▸ **Material provided**
________________
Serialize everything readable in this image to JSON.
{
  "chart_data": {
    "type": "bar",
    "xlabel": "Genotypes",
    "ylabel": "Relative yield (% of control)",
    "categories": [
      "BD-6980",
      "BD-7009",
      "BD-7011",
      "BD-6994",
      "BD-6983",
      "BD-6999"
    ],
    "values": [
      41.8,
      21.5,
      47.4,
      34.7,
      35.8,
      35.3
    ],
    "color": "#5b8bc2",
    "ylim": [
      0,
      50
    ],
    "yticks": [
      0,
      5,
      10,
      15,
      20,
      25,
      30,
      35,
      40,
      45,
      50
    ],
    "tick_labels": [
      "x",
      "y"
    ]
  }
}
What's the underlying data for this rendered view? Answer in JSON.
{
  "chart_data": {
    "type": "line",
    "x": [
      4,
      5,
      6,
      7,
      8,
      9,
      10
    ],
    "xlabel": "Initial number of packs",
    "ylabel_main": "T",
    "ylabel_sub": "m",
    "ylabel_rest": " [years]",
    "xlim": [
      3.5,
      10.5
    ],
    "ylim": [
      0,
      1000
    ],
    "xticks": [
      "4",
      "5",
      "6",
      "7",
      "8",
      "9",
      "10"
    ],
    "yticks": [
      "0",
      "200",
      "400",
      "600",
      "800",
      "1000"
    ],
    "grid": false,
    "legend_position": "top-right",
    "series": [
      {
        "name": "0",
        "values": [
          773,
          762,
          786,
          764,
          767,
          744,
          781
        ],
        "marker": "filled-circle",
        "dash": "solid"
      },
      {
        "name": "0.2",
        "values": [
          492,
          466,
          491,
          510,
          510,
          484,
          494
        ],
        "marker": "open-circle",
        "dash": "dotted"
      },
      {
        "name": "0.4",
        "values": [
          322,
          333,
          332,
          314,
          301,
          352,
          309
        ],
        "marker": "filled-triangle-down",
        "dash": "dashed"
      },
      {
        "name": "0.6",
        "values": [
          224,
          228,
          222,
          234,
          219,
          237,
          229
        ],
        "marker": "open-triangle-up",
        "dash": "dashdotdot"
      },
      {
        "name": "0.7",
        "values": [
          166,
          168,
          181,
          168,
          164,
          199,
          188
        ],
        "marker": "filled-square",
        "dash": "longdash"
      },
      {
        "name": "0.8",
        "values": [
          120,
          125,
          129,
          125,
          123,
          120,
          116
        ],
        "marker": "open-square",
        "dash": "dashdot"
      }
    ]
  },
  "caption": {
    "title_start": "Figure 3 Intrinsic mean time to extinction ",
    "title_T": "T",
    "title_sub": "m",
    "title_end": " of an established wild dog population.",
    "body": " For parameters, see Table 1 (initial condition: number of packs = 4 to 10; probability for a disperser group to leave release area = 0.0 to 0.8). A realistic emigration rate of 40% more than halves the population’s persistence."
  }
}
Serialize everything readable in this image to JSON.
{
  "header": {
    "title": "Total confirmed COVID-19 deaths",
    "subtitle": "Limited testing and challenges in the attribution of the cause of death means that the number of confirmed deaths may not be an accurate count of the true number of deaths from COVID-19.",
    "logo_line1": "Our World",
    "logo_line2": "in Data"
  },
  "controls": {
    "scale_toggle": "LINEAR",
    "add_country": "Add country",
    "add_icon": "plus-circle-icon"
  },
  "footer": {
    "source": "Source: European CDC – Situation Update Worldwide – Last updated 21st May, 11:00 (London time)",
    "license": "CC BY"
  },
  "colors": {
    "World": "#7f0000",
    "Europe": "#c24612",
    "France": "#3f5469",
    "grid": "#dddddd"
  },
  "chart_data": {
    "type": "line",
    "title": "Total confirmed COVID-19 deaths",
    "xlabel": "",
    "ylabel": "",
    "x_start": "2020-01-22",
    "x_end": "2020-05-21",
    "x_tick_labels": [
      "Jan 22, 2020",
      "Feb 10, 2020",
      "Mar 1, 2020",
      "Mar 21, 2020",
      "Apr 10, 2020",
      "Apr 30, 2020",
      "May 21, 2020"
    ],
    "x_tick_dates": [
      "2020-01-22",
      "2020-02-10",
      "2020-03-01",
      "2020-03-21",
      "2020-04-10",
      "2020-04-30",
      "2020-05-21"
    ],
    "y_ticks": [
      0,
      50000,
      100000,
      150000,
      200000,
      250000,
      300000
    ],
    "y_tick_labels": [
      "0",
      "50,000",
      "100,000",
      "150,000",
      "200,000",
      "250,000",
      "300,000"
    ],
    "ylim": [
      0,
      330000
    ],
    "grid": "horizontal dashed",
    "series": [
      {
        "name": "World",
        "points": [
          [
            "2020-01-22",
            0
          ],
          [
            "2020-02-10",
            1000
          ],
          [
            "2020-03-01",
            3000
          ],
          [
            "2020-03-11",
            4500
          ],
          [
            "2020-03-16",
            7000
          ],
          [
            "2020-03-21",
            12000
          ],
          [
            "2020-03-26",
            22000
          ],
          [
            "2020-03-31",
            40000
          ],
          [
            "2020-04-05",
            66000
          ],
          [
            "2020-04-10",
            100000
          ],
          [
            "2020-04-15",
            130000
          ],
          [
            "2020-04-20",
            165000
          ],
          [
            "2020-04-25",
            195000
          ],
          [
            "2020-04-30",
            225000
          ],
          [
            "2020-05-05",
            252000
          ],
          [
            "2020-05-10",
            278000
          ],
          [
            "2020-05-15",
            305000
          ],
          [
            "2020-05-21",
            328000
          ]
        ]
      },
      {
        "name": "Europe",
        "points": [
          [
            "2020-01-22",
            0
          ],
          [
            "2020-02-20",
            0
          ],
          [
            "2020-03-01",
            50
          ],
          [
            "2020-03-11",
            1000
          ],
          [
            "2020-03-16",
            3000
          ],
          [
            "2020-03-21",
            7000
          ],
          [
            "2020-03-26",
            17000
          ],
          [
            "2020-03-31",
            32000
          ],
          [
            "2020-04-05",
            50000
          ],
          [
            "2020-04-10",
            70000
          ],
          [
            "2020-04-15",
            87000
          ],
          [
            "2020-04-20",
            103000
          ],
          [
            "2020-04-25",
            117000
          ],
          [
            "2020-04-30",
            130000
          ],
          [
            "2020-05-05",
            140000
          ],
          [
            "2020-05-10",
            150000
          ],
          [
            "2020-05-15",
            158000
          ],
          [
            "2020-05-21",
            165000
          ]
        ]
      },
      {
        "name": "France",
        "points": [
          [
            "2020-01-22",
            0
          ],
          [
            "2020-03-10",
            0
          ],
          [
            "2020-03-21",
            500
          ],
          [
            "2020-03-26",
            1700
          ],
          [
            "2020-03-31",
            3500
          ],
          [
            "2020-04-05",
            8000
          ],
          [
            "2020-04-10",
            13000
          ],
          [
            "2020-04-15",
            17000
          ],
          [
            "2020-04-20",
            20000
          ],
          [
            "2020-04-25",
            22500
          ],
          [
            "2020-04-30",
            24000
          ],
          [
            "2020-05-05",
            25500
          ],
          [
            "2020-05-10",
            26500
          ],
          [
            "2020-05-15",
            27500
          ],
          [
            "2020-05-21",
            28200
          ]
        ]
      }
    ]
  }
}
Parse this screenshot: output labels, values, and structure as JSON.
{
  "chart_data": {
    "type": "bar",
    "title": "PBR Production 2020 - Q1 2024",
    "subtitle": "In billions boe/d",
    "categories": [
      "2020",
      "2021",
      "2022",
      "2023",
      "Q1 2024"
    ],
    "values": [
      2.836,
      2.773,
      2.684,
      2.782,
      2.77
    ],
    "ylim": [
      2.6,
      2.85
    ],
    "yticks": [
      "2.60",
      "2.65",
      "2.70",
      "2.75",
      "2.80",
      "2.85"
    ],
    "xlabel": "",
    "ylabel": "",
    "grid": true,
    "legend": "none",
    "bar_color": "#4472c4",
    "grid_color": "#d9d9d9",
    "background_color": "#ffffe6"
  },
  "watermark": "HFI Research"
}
________________
▸ **Set problem**
Repeat exactly, and only, the lines from the one containing "Parse this screenshot: output" through the end of the material.

▸ **Answer below**
Parse this screenshot: output labels, values, and structure as JSON.
{
  "chart_data": {
    "type": "bar",
    "title": "PBR Production 2020 - Q1 2024",
    "subtitle": "In billions boe/d",
    "categories": [
      "2020",
      "2021",
      "2022",
      "2023",
      "Q1 2024"
    ],
    "values": [
      2.836,
      2.773,
      2.684,
      2.782,
      2.77
    ],
    "ylim": [
      2.6,
      2.85
    ],
    "yticks": [
      "2.60",
      "2.65",
      "2.70",
      "2.75",
      "2.80",
      "2.85"
    ],
    "xlabel": "",
    "ylabel": "",
    "grid": true,
    "legend": "none",
    "bar_color": "#4472c4",
    "grid_color": "#d9d9d9",
    "background_color": "#ffffe6"
  },
  "watermark": "HFI Research"
}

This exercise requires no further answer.